— Begin —
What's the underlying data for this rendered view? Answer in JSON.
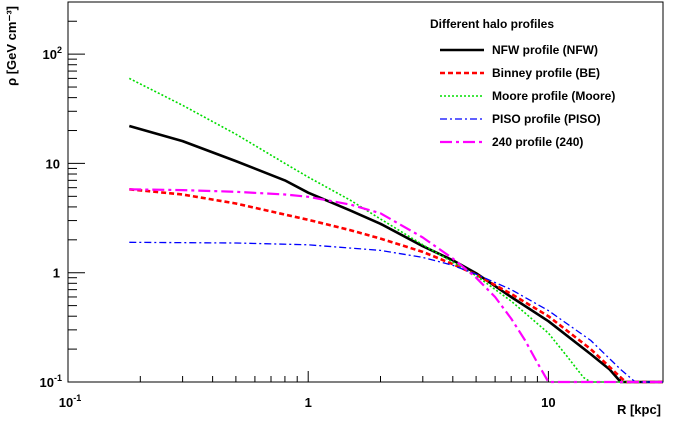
{
  "chart_data": {
    "type": "line",
    "x_scale": "log",
    "y_scale": "log",
    "xlim": [
      0.1,
      30
    ],
    "ylim": [
      0.1,
      300
    ],
    "xlabel": "R [kpc]",
    "ylabel": "ρ [GeV cm⁻³]",
    "x_ticks": [
      {
        "value": 0.1,
        "base": "10",
        "exp": "-1"
      },
      {
        "value": 1,
        "text": "1"
      },
      {
        "value": 10,
        "text": "10"
      }
    ],
    "y_ticks": [
      {
        "value": 0.1,
        "base": "10",
        "exp": "-1"
      },
      {
        "value": 1,
        "text": "1"
      },
      {
        "value": 10,
        "text": "10"
      },
      {
        "value": 100,
        "base": "10",
        "exp": "2"
      }
    ],
    "grid": false,
    "legend": {
      "title": "Different halo profiles",
      "placement": "top-right"
    },
    "series": [
      {
        "name": "NFW profile (NFW)",
        "color": "#000000",
        "style": "solid",
        "points": [
          [
            0.18,
            22
          ],
          [
            0.3,
            16
          ],
          [
            0.5,
            10.5
          ],
          [
            0.8,
            7
          ],
          [
            1.0,
            5.4
          ],
          [
            1.5,
            3.7
          ],
          [
            2.0,
            2.8
          ],
          [
            3.0,
            1.75
          ],
          [
            4.0,
            1.3
          ],
          [
            5.0,
            0.99
          ],
          [
            7.0,
            0.6
          ],
          [
            10.0,
            0.36
          ],
          [
            15.0,
            0.18
          ],
          [
            18.0,
            0.13
          ],
          [
            20.0,
            0.1
          ],
          [
            30.0,
            0.1
          ]
        ]
      },
      {
        "name": "Binney profile (BE)",
        "color": "#ff0000",
        "style": "dashed",
        "points": [
          [
            0.18,
            5.8
          ],
          [
            0.3,
            5.2
          ],
          [
            0.5,
            4.3
          ],
          [
            0.8,
            3.4
          ],
          [
            1.0,
            3.05
          ],
          [
            1.5,
            2.45
          ],
          [
            2.0,
            2.05
          ],
          [
            3.0,
            1.55
          ],
          [
            4.0,
            1.2
          ],
          [
            5.0,
            0.96
          ],
          [
            7.0,
            0.64
          ],
          [
            10.0,
            0.4
          ],
          [
            15.0,
            0.2
          ],
          [
            20.0,
            0.11
          ],
          [
            21.0,
            0.1
          ],
          [
            30.0,
            0.1
          ]
        ]
      },
      {
        "name": "Moore profile (Moore)",
        "color": "#00dd00",
        "style": "dotted",
        "points": [
          [
            0.18,
            60
          ],
          [
            0.3,
            34
          ],
          [
            0.5,
            18.5
          ],
          [
            0.8,
            10
          ],
          [
            1.0,
            7.5
          ],
          [
            1.5,
            4.6
          ],
          [
            2.0,
            3.1
          ],
          [
            3.0,
            1.8
          ],
          [
            4.0,
            1.25
          ],
          [
            5.0,
            0.94
          ],
          [
            7.0,
            0.55
          ],
          [
            10.0,
            0.28
          ],
          [
            12.0,
            0.17
          ],
          [
            14.0,
            0.11
          ],
          [
            15.0,
            0.1
          ],
          [
            30.0,
            0.1
          ]
        ]
      },
      {
        "name": "PISO profile (PISO)",
        "color": "#0000ff",
        "style": "dashdot",
        "points": [
          [
            0.18,
            1.9
          ],
          [
            0.5,
            1.87
          ],
          [
            1.0,
            1.8
          ],
          [
            2.0,
            1.6
          ],
          [
            3.0,
            1.38
          ],
          [
            4.0,
            1.17
          ],
          [
            5.0,
            0.97
          ],
          [
            7.0,
            0.7
          ],
          [
            10.0,
            0.45
          ],
          [
            15.0,
            0.24
          ],
          [
            20.0,
            0.13
          ],
          [
            23.0,
            0.1
          ],
          [
            30.0,
            0.1
          ]
        ]
      },
      {
        "name": "240 profile (240)",
        "color": "#ff00ff",
        "style": "dashdot-long",
        "points": [
          [
            0.18,
            5.8
          ],
          [
            0.3,
            5.7
          ],
          [
            0.5,
            5.5
          ],
          [
            0.8,
            5.2
          ],
          [
            1.0,
            4.95
          ],
          [
            1.5,
            4.2
          ],
          [
            2.0,
            3.5
          ],
          [
            3.0,
            2.1
          ],
          [
            4.0,
            1.35
          ],
          [
            5.0,
            0.9
          ],
          [
            6.0,
            0.6
          ],
          [
            7.0,
            0.38
          ],
          [
            8.0,
            0.24
          ],
          [
            9.0,
            0.15
          ],
          [
            10.0,
            0.1
          ],
          [
            30.0,
            0.1
          ]
        ]
      }
    ]
  }
}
— End —
[Aim of the task] All of the material above needs to be restated exactly, with no pictures.

[Task solution]
What's the underlying data for this rendered view? Answer in JSON.
{
  "chart_data": {
    "type": "line",
    "x_scale": "log",
    "y_scale": "log",
    "xlim": [
      0.1,
      30
    ],
    "ylim": [
      0.1,
      300
    ],
    "xlabel": "R [kpc]",
    "ylabel": "ρ [GeV cm⁻³]",
    "x_ticks": [
      {
        "value": 0.1,
        "base": "10",
        "exp": "-1"
      },
      {
        "value": 1,
        "text": "1"
      },
      {
        "value": 10,
        "text": "10"
      }
    ],
    "y_ticks": [
      {
        "value": 0.1,
        "base": "10",
        "exp": "-1"
      },
      {
        "value": 1,
        "text": "1"
      },
      {
        "value": 10,
        "text": "10"
      },
      {
        "value": 100,
        "base": "10",
        "exp": "2"
      }
    ],
    "grid": false,
    "legend": {
      "title": "Different halo profiles",
      "placement": "top-right"
    },
    "series": [
      {
        "name": "NFW profile (NFW)",
        "color": "#000000",
        "style": "solid",
        "points": [
          [
            0.18,
            22
          ],
          [
            0.3,
            16
          ],
          [
            0.5,
            10.5
          ],
          [
            0.8,
            7
          ],
          [
            1.0,
            5.4
          ],
          [
            1.5,
            3.7
          ],
          [
            2.0,
            2.8
          ],
          [
            3.0,
            1.75
          ],
          [
            4.0,
            1.3
          ],
          [
            5.0,
            0.99
          ],
          [
            7.0,
            0.6
          ],
          [
            10.0,
            0.36
          ],
          [
            15.0,
            0.18
          ],
          [
            18.0,
            0.13
          ],
          [
            20.0,
            0.1
          ],
          [
            30.0,
            0.1
          ]
        ]
      },
      {
        "name": "Binney profile (BE)",
        "color": "#ff0000",
        "style": "dashed",
        "points": [
          [
            0.18,
            5.8
          ],
          [
            0.3,
            5.2
          ],
          [
            0.5,
            4.3
          ],
          [
            0.8,
            3.4
          ],
          [
            1.0,
            3.05
          ],
          [
            1.5,
            2.45
          ],
          [
            2.0,
            2.05
          ],
          [
            3.0,
            1.55
          ],
          [
            4.0,
            1.2
          ],
          [
            5.0,
            0.96
          ],
          [
            7.0,
            0.64
          ],
          [
            10.0,
            0.4
          ],
          [
            15.0,
            0.2
          ],
          [
            20.0,
            0.11
          ],
          [
            21.0,
            0.1
          ],
          [
            30.0,
            0.1
          ]
        ]
      },
      {
        "name": "Moore profile (Moore)",
        "color": "#00dd00",
        "style": "dotted",
        "points": [
          [
            0.18,
            60
          ],
          [
            0.3,
            34
          ],
          [
            0.5,
            18.5
          ],
          [
            0.8,
            10
          ],
          [
            1.0,
            7.5
          ],
          [
            1.5,
            4.6
          ],
          [
            2.0,
            3.1
          ],
          [
            3.0,
            1.8
          ],
          [
            4.0,
            1.25
          ],
          [
            5.0,
            0.94
          ],
          [
            7.0,
            0.55
          ],
          [
            10.0,
            0.28
          ],
          [
            12.0,
            0.17
          ],
          [
            14.0,
            0.11
          ],
          [
            15.0,
            0.1
          ],
          [
            30.0,
            0.1
          ]
        ]
      },
      {
        "name": "PISO profile (PISO)",
        "color": "#0000ff",
        "style": "dashdot",
        "points": [
          [
            0.18,
            1.9
          ],
          [
            0.5,
            1.87
          ],
          [
            1.0,
            1.8
          ],
          [
            2.0,
            1.6
          ],
          [
            3.0,
            1.38
          ],
          [
            4.0,
            1.17
          ],
          [
            5.0,
            0.97
          ],
          [
            7.0,
            0.7
          ],
          [
            10.0,
            0.45
          ],
          [
            15.0,
            0.24
          ],
          [
            20.0,
            0.13
          ],
          [
            23.0,
            0.1
          ],
          [
            30.0,
            0.1
          ]
        ]
      },
      {
        "name": "240 profile (240)",
        "color": "#ff00ff",
        "style": "dashdot-long",
        "points": [
          [
            0.18,
            5.8
          ],
          [
            0.3,
            5.7
          ],
          [
            0.5,
            5.5
          ],
          [
            0.8,
            5.2
          ],
          [
            1.0,
            4.95
          ],
          [
            1.5,
            4.2
          ],
          [
            2.0,
            3.5
          ],
          [
            3.0,
            2.1
          ],
          [
            4.0,
            1.35
          ],
          [
            5.0,
            0.9
          ],
          [
            6.0,
            0.6
          ],
          [
            7.0,
            0.38
          ],
          [
            8.0,
            0.24
          ],
          [
            9.0,
            0.15
          ],
          [
            10.0,
            0.1
          ],
          [
            30.0,
            0.1
          ]
        ]
      }
    ]
  }
}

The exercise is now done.